= Collected data =
=======

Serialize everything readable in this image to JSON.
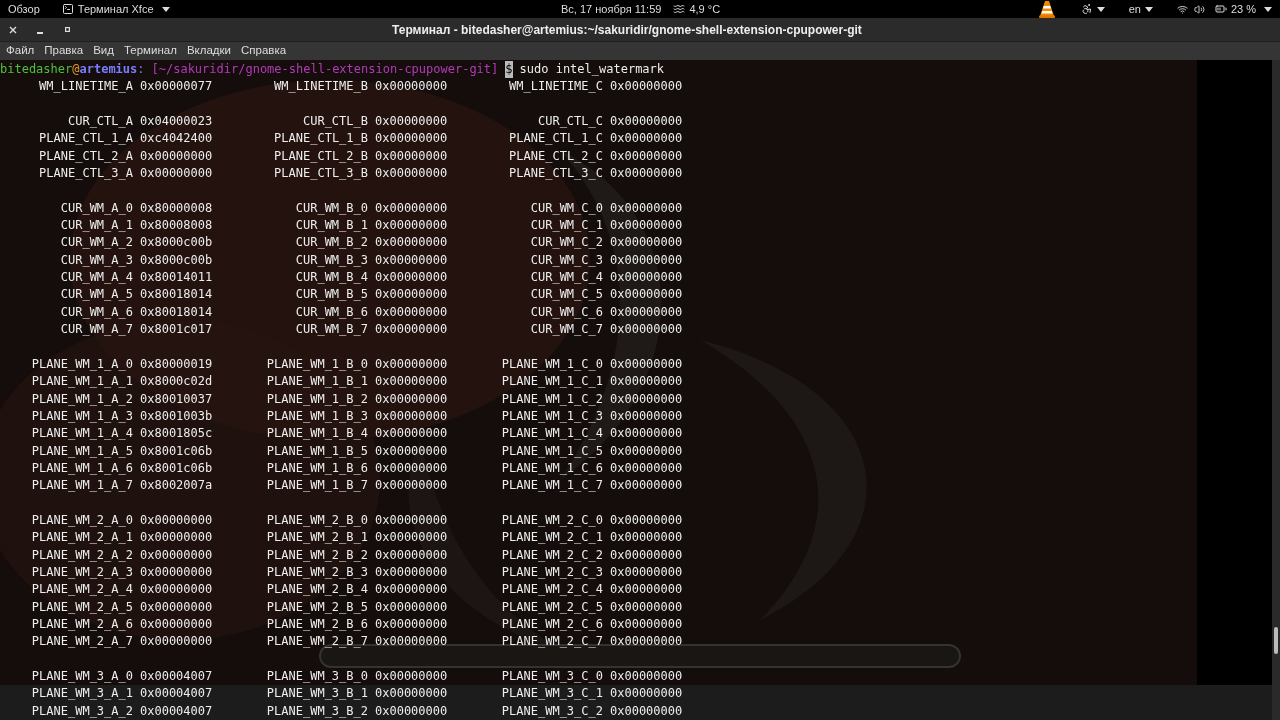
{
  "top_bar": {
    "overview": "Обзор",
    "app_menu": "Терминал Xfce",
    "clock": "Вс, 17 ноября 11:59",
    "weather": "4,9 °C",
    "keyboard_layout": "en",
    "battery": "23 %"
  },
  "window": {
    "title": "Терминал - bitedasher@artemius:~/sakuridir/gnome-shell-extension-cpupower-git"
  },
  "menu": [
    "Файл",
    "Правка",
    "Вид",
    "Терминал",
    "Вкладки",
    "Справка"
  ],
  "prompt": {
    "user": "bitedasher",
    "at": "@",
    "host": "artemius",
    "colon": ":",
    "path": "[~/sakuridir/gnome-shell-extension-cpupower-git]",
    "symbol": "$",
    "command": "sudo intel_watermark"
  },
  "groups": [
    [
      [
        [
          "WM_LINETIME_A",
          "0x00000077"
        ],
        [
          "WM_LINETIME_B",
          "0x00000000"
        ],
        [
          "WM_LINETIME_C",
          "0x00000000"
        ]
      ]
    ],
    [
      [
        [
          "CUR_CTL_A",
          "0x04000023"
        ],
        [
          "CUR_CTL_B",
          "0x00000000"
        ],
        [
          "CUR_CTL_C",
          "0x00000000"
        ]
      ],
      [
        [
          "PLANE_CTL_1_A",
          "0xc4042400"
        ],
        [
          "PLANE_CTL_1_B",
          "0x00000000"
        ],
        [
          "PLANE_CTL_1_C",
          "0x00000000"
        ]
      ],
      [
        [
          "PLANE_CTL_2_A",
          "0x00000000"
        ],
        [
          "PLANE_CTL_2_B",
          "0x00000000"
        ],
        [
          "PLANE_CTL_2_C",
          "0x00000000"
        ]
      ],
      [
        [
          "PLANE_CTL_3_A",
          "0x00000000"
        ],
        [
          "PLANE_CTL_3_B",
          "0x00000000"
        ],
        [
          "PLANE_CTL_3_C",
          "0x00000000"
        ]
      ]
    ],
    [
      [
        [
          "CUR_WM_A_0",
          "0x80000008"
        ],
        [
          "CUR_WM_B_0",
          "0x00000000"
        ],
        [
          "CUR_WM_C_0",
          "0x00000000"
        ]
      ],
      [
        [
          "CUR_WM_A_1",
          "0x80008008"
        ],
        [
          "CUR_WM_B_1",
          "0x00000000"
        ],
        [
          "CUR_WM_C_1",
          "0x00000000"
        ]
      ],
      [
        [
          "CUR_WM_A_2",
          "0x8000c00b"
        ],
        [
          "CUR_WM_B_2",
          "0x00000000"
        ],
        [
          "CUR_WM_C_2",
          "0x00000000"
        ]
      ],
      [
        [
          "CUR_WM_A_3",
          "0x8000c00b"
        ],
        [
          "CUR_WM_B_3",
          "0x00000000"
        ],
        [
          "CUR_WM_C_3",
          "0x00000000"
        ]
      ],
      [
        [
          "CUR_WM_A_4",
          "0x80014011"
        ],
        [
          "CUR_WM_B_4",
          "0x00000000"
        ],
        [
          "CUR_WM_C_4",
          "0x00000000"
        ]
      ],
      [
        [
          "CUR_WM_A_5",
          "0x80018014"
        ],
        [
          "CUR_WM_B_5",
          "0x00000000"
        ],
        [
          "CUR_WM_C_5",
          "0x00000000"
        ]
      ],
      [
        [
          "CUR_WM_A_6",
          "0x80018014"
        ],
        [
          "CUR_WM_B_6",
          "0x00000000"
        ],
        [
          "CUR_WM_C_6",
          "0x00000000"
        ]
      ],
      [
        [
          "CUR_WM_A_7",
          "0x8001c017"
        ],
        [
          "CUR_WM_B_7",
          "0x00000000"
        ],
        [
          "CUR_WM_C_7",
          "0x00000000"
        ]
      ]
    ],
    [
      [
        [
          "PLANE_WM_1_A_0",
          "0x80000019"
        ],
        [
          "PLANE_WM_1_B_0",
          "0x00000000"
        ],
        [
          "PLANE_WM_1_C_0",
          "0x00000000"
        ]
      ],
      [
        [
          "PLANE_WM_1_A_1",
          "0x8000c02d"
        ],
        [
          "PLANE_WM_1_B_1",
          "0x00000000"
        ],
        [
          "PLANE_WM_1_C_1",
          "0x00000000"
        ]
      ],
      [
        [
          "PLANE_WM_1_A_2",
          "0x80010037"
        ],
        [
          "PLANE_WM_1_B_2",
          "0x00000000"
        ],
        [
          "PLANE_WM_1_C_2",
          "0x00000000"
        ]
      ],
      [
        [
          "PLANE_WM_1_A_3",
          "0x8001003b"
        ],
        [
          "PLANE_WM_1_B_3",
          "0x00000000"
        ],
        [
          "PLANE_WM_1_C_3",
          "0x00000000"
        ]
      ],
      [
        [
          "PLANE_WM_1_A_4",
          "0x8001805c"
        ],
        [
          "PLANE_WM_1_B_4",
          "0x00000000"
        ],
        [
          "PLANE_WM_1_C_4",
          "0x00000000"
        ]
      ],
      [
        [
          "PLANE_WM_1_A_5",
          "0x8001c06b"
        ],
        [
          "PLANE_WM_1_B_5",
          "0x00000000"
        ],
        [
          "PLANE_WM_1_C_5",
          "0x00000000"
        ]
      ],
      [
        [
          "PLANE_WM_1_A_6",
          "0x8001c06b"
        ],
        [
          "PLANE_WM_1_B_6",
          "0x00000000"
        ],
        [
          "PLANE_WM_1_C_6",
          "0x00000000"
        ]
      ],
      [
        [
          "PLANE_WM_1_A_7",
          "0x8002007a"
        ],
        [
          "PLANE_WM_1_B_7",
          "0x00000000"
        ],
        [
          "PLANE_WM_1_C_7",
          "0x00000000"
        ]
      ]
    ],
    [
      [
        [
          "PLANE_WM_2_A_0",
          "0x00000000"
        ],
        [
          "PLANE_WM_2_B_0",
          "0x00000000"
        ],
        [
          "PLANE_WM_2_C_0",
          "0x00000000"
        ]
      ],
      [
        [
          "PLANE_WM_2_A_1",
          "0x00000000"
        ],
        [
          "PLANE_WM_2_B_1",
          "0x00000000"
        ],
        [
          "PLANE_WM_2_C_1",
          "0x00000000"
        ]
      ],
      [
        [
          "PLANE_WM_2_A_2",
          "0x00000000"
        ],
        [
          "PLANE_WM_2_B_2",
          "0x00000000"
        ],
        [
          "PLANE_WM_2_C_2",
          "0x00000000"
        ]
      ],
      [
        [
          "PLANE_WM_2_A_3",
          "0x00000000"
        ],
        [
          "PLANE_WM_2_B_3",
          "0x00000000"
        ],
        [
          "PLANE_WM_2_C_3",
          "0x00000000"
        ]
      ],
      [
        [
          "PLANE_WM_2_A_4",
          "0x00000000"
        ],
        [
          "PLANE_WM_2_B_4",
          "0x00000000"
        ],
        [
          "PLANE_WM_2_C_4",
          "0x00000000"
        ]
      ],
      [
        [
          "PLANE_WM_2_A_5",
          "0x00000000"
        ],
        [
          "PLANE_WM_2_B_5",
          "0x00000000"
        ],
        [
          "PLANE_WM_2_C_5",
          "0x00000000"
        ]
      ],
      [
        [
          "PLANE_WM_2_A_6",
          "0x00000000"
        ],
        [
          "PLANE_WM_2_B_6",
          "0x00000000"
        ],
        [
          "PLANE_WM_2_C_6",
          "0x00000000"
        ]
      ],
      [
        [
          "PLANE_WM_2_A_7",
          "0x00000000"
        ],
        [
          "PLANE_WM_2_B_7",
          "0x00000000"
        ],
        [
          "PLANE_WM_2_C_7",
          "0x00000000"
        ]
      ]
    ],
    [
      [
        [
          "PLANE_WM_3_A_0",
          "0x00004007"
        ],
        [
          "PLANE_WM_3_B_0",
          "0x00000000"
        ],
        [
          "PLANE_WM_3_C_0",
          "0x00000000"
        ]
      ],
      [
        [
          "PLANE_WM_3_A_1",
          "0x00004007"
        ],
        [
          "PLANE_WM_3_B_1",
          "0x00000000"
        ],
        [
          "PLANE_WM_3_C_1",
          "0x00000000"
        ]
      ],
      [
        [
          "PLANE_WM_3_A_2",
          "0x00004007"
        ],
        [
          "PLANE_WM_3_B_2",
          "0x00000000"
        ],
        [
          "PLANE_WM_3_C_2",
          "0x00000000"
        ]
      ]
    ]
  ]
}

=======

Scan the lines above for "artemius", then copy every one that has it.

= EXPECTED ANSWER =
    "title": "Терминал - bitedasher@artemius:~/sakuridir/gnome-shell-extension-cpupower-git"
    "host": "artemius",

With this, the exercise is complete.